(Saved entries)
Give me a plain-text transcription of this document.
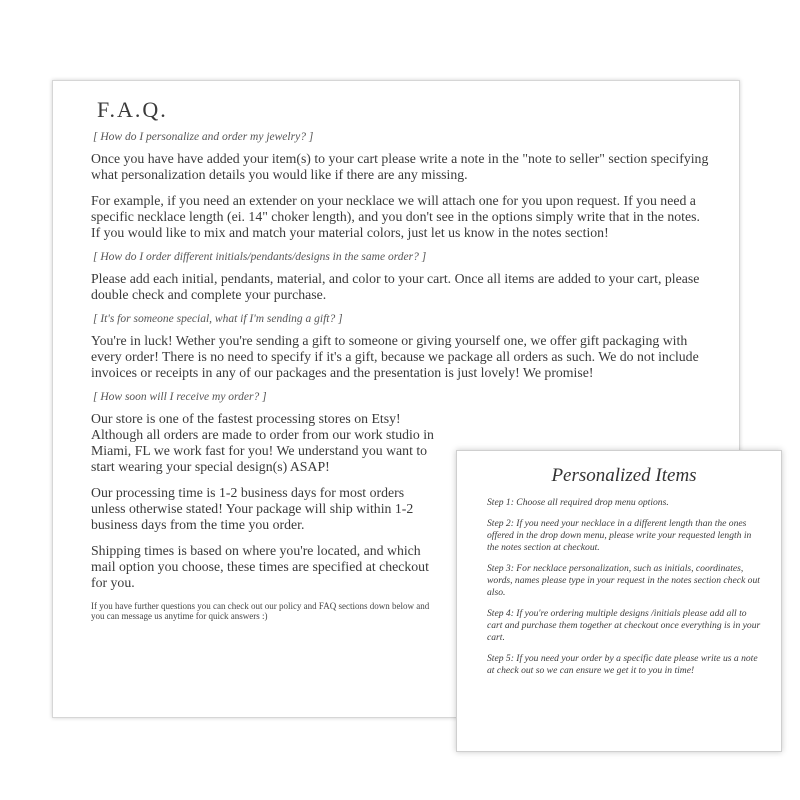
F.A.Q.
[ How do I personalize and order my jewelry? ]
Once you have have added your item(s) to your cart please write a note in the "note to seller" section specifying what personalization details you would like if there are any missing.
For example, if you need an extender on your necklace we will attach one for you upon request. If you need a specific necklace length (ei. 14" choker length), and you don't see in the options simply write that in the notes. If you would like to mix and match your material colors, just let us know in the notes section!
[ How do I order different initials/pendants/designs in the same order? ]
Please add each initial, pendants, material, and color to your cart. Once all items are added to your cart, please double check and complete your purchase.
[ It's for someone special, what if I'm sending a gift? ]
You're in luck! Wether you're sending a gift to someone or giving yourself one, we offer gift packaging with every order! There is no need to specify if it's a gift, because we package all orders as such. We do not include invoices or receipts in any of our packages and the presentation is just lovely! We promise!
[ How soon will I receive my order? ]
Our store is one of the fastest processing stores on Etsy! Although all orders are made to order from our work studio in Miami, FL we work fast for you! We understand you want to start wearing your special design(s) ASAP!
Our processing time is 1-2 business days for most orders unless otherwise stated! Your package will ship within 1-2 business days from the time you order.
Shipping times is based on where you're located, and which mail option you choose, these times are specified at checkout for you.
If you have further questions you can check out our policy and FAQ sections down below and you can message us anytime for quick answers :)
Personalized Items
Step 1: Choose all required drop menu options.
Step 2: If you need your necklace in a different length than the ones offered in the drop down menu, please write your requested length in the notes section at checkout.
Step 3: For necklace personalization, such as initials, coordinates, words, names please type in your request in the notes section check out also.
Step 4: If you're ordering multiple designs /initials please add all to cart and purchase them together at checkout once everything is in your cart.
Step 5: If you need your order by a specific date please write us a note at check out so we can ensure we get it to you in time!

### EXERCISE REQUIREMENTS:
In the records, locate each line holding the string "specific" and copy it.

### EXPECTED OUTPUT:
For example, if you need an extender on your necklace we will attach one for you upon request. If you need a specific necklace length (ei. 14" choker length), and you don't see in the options simply write that in the notes. If you would like to mix and match your material colors, just let us know in the notes section!
Step 5: If you need your order by a specific date please write us a note at check out so we can ensure we get it to you in time!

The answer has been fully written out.